§ Job
Write out the whole listing, matching it exactly.

[Figure contents as structured data]
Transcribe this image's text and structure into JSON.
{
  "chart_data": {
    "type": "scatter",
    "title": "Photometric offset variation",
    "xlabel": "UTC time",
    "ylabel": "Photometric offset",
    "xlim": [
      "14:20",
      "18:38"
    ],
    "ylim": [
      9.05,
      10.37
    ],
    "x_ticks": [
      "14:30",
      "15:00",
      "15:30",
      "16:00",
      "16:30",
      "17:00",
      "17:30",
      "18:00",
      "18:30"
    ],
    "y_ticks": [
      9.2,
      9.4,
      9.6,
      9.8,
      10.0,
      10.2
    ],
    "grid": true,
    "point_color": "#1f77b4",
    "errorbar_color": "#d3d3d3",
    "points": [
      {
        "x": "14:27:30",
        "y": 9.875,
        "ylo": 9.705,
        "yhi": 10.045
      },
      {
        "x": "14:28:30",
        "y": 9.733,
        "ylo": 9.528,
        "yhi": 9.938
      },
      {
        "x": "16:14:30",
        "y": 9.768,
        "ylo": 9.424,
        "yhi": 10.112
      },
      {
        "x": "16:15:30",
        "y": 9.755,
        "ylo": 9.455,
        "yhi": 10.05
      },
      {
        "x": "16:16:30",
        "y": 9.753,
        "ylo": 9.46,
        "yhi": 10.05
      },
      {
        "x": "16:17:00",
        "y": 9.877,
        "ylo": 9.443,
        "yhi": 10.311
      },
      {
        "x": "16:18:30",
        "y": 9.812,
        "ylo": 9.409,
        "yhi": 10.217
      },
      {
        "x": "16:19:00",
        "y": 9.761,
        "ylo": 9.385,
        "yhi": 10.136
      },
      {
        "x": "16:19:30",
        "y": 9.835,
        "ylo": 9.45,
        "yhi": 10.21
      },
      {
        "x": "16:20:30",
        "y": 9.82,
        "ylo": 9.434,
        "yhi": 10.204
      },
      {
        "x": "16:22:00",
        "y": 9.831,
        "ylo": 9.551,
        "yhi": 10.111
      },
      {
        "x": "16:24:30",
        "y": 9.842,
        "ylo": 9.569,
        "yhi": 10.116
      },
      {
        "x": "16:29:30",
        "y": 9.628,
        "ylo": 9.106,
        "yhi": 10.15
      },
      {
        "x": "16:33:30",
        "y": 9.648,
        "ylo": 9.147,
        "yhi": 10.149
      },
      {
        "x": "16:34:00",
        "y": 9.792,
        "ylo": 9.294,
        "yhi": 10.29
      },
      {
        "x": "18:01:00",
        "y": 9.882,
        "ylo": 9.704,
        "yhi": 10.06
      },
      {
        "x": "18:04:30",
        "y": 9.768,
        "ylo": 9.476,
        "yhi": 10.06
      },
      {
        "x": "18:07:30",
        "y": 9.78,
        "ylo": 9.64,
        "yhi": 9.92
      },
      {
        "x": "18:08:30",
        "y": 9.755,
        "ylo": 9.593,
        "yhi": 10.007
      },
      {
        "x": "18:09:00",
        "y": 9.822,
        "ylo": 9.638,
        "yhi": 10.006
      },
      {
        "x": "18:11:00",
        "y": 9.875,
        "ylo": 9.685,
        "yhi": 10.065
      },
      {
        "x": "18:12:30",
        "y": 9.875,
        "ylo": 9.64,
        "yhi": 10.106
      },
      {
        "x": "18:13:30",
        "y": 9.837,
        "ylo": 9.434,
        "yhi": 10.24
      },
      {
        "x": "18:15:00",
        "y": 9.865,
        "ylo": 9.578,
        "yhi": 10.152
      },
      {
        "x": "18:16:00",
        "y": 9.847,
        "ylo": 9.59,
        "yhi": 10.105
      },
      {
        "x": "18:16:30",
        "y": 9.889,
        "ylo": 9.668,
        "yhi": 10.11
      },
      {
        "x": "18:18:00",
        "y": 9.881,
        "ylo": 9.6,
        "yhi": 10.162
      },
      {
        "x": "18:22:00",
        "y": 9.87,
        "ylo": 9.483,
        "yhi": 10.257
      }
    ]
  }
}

§ Response to this task
Transcribe this image's text and structure into JSON.
{
  "chart_data": {
    "type": "scatter",
    "title": "Photometric offset variation",
    "xlabel": "UTC time",
    "ylabel": "Photometric offset",
    "xlim": [
      "14:20",
      "18:38"
    ],
    "ylim": [
      9.05,
      10.37
    ],
    "x_ticks": [
      "14:30",
      "15:00",
      "15:30",
      "16:00",
      "16:30",
      "17:00",
      "17:30",
      "18:00",
      "18:30"
    ],
    "y_ticks": [
      9.2,
      9.4,
      9.6,
      9.8,
      10.0,
      10.2
    ],
    "grid": true,
    "point_color": "#1f77b4",
    "errorbar_color": "#d3d3d3",
    "points": [
      {
        "x": "14:27:30",
        "y": 9.875,
        "ylo": 9.705,
        "yhi": 10.045
      },
      {
        "x": "14:28:30",
        "y": 9.733,
        "ylo": 9.528,
        "yhi": 9.938
      },
      {
        "x": "16:14:30",
        "y": 9.768,
        "ylo": 9.424,
        "yhi": 10.112
      },
      {
        "x": "16:15:30",
        "y": 9.755,
        "ylo": 9.455,
        "yhi": 10.05
      },
      {
        "x": "16:16:30",
        "y": 9.753,
        "ylo": 9.46,
        "yhi": 10.05
      },
      {
        "x": "16:17:00",
        "y": 9.877,
        "ylo": 9.443,
        "yhi": 10.311
      },
      {
        "x": "16:18:30",
        "y": 9.812,
        "ylo": 9.409,
        "yhi": 10.217
      },
      {
        "x": "16:19:00",
        "y": 9.761,
        "ylo": 9.385,
        "yhi": 10.136
      },
      {
        "x": "16:19:30",
        "y": 9.835,
        "ylo": 9.45,
        "yhi": 10.21
      },
      {
        "x": "16:20:30",
        "y": 9.82,
        "ylo": 9.434,
        "yhi": 10.204
      },
      {
        "x": "16:22:00",
        "y": 9.831,
        "ylo": 9.551,
        "yhi": 10.111
      },
      {
        "x": "16:24:30",
        "y": 9.842,
        "ylo": 9.569,
        "yhi": 10.116
      },
      {
        "x": "16:29:30",
        "y": 9.628,
        "ylo": 9.106,
        "yhi": 10.15
      },
      {
        "x": "16:33:30",
        "y": 9.648,
        "ylo": 9.147,
        "yhi": 10.149
      },
      {
        "x": "16:34:00",
        "y": 9.792,
        "ylo": 9.294,
        "yhi": 10.29
      },
      {
        "x": "18:01:00",
        "y": 9.882,
        "ylo": 9.704,
        "yhi": 10.06
      },
      {
        "x": "18:04:30",
        "y": 9.768,
        "ylo": 9.476,
        "yhi": 10.06
      },
      {
        "x": "18:07:30",
        "y": 9.78,
        "ylo": 9.64,
        "yhi": 9.92
      },
      {
        "x": "18:08:30",
        "y": 9.755,
        "ylo": 9.593,
        "yhi": 10.007
      },
      {
        "x": "18:09:00",
        "y": 9.822,
        "ylo": 9.638,
        "yhi": 10.006
      },
      {
        "x": "18:11:00",
        "y": 9.875,
        "ylo": 9.685,
        "yhi": 10.065
      },
      {
        "x": "18:12:30",
        "y": 9.875,
        "ylo": 9.64,
        "yhi": 10.106
      },
      {
        "x": "18:13:30",
        "y": 9.837,
        "ylo": 9.434,
        "yhi": 10.24
      },
      {
        "x": "18:15:00",
        "y": 9.865,
        "ylo": 9.578,
        "yhi": 10.152
      },
      {
        "x": "18:16:00",
        "y": 9.847,
        "ylo": 9.59,
        "yhi": 10.105
      },
      {
        "x": "18:16:30",
        "y": 9.889,
        "ylo": 9.668,
        "yhi": 10.11
      },
      {
        "x": "18:18:00",
        "y": 9.881,
        "ylo": 9.6,
        "yhi": 10.162
      },
      {
        "x": "18:22:00",
        "y": 9.87,
        "ylo": 9.483,
        "yhi": 10.257
      }
    ]
  }
}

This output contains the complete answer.